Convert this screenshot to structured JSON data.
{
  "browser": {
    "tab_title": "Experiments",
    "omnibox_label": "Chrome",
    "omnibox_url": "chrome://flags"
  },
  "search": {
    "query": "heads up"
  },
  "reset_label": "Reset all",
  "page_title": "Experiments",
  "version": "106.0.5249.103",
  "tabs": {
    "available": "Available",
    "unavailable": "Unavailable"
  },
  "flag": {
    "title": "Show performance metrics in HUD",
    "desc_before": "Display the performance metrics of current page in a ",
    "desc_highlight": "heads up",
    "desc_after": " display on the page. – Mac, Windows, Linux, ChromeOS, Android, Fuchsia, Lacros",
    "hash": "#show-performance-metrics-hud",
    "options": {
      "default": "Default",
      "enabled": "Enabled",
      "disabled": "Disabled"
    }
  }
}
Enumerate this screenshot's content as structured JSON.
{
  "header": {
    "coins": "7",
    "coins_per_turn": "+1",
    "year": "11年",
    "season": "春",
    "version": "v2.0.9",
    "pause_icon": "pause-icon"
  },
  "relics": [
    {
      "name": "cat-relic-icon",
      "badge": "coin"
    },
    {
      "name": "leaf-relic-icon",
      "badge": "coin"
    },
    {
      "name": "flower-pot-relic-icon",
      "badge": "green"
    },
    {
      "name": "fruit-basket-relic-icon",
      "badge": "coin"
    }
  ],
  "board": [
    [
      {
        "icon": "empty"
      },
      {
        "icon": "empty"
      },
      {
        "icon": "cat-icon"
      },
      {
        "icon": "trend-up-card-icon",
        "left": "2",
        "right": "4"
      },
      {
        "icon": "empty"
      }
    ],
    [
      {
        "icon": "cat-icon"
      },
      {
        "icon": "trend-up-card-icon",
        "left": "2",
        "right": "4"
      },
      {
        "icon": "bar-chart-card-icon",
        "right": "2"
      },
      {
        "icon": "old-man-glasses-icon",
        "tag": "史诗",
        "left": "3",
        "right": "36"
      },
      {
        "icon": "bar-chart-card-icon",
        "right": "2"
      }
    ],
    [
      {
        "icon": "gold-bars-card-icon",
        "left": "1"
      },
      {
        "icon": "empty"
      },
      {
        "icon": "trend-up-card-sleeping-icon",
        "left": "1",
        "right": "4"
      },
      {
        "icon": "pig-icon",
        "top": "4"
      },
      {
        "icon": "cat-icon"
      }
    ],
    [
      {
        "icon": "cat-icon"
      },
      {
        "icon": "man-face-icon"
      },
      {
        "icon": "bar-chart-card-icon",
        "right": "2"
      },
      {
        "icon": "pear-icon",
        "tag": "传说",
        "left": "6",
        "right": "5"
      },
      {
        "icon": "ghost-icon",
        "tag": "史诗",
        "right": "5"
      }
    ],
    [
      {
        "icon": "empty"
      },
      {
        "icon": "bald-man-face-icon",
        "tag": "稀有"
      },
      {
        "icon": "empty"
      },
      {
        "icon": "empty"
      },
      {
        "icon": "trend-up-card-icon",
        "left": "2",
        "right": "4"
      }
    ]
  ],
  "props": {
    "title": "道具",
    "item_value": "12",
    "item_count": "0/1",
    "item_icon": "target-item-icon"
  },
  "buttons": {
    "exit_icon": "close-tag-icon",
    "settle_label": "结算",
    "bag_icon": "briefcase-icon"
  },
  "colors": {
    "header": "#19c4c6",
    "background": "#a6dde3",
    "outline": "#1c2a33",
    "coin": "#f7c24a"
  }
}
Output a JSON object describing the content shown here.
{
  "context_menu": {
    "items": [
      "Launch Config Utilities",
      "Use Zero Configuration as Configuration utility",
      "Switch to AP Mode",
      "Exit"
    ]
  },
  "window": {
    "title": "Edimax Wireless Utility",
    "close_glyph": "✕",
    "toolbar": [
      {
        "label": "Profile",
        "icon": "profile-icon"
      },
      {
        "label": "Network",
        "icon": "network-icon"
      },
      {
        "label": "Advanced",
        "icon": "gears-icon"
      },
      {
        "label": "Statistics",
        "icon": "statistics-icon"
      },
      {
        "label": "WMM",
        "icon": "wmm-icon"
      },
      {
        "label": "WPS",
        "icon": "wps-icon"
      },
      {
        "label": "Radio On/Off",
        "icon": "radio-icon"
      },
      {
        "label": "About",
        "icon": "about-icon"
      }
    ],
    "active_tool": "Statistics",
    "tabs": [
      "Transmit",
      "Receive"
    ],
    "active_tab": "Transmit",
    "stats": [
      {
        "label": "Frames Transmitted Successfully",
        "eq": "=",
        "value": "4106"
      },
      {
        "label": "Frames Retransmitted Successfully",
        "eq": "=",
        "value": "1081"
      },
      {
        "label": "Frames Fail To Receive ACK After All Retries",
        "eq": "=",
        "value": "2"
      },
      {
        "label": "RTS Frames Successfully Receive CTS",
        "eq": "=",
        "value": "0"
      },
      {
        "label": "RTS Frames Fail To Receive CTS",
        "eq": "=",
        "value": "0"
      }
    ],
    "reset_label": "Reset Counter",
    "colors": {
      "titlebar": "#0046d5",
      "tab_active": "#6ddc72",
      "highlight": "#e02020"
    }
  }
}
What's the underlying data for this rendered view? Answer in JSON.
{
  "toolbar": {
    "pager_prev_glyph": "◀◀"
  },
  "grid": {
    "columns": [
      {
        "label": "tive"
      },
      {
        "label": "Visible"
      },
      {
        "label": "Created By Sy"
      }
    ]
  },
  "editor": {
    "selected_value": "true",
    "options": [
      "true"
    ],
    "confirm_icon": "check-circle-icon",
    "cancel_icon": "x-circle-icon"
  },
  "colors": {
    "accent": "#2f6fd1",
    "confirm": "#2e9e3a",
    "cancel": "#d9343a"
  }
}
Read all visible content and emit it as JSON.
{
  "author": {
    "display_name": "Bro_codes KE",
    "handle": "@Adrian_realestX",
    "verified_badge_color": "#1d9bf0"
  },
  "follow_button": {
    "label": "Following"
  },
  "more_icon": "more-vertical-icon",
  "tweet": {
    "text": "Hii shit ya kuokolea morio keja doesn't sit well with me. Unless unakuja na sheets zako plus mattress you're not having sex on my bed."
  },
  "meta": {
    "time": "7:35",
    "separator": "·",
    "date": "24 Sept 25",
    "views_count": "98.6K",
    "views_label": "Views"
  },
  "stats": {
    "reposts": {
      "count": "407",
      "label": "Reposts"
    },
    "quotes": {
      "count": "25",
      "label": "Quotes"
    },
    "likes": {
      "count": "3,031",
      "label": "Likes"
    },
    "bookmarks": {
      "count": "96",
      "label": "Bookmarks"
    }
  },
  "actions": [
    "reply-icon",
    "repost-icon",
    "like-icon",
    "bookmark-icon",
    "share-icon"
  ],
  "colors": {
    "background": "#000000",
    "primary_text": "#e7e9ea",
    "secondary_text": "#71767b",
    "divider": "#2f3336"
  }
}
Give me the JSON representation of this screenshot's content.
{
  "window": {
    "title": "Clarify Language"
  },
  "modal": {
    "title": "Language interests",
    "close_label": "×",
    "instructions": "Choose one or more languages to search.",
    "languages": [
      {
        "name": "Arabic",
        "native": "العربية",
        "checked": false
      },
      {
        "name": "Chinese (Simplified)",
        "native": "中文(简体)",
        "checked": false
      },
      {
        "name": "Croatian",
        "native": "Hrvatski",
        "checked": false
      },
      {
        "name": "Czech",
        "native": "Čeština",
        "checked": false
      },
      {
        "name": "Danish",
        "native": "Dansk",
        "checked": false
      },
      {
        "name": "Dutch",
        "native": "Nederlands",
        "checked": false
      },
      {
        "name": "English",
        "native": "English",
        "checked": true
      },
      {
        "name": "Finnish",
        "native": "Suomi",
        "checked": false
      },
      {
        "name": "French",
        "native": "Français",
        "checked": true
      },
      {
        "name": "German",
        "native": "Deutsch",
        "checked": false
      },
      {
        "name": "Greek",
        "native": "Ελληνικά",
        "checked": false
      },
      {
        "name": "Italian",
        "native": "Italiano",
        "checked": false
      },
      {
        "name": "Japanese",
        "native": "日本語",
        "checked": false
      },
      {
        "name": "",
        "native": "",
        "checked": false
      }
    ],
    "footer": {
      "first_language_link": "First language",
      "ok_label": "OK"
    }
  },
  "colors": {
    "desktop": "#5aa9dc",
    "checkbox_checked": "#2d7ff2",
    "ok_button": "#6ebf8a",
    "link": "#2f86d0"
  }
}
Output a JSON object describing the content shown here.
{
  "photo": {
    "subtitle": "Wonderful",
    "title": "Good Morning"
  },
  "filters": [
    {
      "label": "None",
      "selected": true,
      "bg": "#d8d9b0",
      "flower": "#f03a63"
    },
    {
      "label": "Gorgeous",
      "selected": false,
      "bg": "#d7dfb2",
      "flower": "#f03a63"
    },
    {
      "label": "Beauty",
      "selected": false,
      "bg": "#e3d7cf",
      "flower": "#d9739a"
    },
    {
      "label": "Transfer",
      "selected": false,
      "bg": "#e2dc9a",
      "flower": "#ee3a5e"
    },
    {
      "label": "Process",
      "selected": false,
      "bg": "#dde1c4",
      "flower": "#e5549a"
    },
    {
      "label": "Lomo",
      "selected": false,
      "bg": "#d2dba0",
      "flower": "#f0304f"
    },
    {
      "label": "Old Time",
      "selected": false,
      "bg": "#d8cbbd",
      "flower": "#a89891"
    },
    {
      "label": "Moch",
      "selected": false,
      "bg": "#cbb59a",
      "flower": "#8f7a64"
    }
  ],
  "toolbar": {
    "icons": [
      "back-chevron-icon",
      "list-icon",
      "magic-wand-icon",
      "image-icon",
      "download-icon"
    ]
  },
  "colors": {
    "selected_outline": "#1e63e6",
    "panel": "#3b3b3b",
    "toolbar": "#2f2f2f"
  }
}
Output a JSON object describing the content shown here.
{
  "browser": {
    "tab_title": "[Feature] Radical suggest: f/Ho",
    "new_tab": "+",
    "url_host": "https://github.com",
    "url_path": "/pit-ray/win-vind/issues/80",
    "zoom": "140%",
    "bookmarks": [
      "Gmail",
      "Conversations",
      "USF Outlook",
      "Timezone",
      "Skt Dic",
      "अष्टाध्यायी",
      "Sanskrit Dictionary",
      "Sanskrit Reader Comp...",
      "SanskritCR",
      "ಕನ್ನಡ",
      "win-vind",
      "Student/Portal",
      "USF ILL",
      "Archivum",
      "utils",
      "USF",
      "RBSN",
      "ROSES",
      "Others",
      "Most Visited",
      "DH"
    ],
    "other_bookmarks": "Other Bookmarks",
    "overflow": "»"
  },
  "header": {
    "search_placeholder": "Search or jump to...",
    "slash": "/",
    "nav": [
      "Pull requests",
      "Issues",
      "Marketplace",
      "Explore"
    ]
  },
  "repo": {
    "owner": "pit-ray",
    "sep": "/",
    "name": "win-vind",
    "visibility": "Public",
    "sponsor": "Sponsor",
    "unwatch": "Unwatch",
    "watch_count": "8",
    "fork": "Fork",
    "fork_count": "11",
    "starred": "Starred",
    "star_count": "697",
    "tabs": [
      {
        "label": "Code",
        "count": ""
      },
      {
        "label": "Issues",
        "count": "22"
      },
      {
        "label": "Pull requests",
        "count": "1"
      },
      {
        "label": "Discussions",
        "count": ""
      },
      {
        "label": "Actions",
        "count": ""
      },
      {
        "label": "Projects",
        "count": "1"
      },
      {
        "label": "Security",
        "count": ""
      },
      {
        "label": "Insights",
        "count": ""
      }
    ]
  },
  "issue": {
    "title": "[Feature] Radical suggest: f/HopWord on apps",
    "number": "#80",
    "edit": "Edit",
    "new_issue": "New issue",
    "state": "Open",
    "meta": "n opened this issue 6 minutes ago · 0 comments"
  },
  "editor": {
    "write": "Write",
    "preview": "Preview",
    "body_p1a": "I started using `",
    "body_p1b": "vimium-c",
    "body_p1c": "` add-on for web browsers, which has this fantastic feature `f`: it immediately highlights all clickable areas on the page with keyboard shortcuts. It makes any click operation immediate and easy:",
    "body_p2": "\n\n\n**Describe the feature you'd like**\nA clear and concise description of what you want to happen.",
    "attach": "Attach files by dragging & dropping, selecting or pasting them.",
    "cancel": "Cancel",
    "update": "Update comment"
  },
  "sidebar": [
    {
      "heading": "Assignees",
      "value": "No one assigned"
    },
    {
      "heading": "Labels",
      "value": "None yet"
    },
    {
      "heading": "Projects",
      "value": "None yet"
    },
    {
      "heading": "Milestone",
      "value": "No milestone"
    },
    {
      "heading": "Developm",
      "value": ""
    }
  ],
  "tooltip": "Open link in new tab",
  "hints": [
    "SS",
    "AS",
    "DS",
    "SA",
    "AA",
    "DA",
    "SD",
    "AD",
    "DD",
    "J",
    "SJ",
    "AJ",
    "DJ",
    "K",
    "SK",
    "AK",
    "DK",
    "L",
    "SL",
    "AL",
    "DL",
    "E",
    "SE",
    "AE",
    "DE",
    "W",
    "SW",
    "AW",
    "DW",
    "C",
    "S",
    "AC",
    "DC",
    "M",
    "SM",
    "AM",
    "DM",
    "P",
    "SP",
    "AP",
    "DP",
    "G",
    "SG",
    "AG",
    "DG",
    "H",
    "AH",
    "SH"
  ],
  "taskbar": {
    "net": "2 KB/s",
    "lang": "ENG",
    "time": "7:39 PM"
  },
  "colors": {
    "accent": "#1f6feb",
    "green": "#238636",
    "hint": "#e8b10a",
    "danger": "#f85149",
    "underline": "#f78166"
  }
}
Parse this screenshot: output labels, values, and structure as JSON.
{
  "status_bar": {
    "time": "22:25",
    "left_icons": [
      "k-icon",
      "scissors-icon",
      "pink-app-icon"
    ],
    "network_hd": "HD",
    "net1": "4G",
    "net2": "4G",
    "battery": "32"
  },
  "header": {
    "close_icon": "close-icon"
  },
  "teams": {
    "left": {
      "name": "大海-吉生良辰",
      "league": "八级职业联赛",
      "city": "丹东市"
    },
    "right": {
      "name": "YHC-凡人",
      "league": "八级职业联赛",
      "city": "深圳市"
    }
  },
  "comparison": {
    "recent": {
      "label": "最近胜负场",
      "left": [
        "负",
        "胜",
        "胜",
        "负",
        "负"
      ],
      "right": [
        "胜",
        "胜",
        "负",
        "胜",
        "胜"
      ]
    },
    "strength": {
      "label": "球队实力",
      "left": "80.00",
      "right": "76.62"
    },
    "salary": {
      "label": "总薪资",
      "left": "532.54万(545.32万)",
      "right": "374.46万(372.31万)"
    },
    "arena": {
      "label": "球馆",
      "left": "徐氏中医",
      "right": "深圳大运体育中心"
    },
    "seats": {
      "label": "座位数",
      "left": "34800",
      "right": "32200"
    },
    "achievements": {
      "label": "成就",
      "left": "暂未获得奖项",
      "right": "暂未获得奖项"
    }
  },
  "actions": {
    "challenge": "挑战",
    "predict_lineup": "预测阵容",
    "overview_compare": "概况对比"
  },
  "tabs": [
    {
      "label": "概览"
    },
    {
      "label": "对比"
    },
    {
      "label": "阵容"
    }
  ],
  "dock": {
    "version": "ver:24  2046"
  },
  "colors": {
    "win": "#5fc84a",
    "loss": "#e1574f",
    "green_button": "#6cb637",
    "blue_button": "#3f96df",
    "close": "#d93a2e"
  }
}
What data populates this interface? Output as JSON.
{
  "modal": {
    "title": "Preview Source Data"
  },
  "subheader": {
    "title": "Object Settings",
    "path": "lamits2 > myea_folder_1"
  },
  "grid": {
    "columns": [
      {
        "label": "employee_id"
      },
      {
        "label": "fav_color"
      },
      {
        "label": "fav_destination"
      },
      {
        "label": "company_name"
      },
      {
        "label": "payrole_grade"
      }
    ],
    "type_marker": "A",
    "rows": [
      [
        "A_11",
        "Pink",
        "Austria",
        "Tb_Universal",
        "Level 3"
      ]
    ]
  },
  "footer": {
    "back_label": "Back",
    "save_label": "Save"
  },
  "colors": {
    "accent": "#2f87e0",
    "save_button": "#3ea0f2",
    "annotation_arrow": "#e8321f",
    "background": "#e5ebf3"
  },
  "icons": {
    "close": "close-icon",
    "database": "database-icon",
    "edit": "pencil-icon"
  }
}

Exercise instructions: In the entries above, identify each line that includes the string "toolbar", then copy it.

Response below:
    "toolbar": [
  "toolbar": {
  "toolbar": {
    "toolbar": "#2f2f2f"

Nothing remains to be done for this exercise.